Scan the material for the word "питания", and copy each line where it shows up.

:: MATERIAL TO PROCESS ::

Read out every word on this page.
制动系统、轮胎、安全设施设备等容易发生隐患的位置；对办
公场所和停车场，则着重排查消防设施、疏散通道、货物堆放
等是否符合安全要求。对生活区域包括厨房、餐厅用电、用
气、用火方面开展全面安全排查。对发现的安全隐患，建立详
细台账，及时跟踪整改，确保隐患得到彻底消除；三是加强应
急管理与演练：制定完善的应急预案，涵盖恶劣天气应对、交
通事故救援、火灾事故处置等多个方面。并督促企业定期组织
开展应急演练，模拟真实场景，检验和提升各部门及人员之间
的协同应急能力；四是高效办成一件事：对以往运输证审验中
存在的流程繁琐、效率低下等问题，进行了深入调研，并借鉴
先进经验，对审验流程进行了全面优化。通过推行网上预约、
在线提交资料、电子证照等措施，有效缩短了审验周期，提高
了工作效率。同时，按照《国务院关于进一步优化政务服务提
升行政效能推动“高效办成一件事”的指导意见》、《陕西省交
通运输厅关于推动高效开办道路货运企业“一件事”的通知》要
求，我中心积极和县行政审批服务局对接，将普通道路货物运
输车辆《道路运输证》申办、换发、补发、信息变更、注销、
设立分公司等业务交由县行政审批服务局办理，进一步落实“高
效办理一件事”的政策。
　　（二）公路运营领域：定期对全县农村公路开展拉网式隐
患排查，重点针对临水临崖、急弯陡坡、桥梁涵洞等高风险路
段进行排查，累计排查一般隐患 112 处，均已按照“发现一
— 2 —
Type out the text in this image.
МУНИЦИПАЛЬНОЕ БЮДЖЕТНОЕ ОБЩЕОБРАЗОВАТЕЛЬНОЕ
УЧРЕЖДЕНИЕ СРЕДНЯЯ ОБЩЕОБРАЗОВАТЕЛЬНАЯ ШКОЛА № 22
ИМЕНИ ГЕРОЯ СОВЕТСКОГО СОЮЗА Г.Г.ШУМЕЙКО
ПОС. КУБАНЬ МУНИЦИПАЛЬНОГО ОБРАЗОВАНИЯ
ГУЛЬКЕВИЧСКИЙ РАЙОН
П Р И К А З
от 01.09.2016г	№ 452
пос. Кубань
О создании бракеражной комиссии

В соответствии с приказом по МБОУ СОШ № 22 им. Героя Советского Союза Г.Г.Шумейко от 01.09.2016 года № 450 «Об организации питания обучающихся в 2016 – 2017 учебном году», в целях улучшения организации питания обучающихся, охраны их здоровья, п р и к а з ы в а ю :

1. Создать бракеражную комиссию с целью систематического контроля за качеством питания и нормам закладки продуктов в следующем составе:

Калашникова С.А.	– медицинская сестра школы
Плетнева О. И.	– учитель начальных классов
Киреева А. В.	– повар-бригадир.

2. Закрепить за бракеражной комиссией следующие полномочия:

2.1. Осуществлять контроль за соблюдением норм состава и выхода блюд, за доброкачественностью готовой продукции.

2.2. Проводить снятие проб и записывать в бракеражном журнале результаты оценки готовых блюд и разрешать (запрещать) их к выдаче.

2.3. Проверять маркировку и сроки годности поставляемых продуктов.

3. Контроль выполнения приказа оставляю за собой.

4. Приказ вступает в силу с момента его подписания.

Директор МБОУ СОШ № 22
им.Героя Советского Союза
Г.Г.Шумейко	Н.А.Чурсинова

:::

#### [PROBLEM SOLUTION]
В соответствии с приказом по МБОУ СОШ № 22 им. Героя Советского Союза Г.Г.Шумейко от 01.09.2016 года № 450 «Об организации питания обучающихся в 2016 – 2017 учебном году», в целях улучшения организации питания обучающихся, охраны их здоровья, п р и к а з ы в а ю :
1. Создать бракеражную комиссию с целью систематического контроля за качеством питания и нормам закладки продуктов в следующем составе:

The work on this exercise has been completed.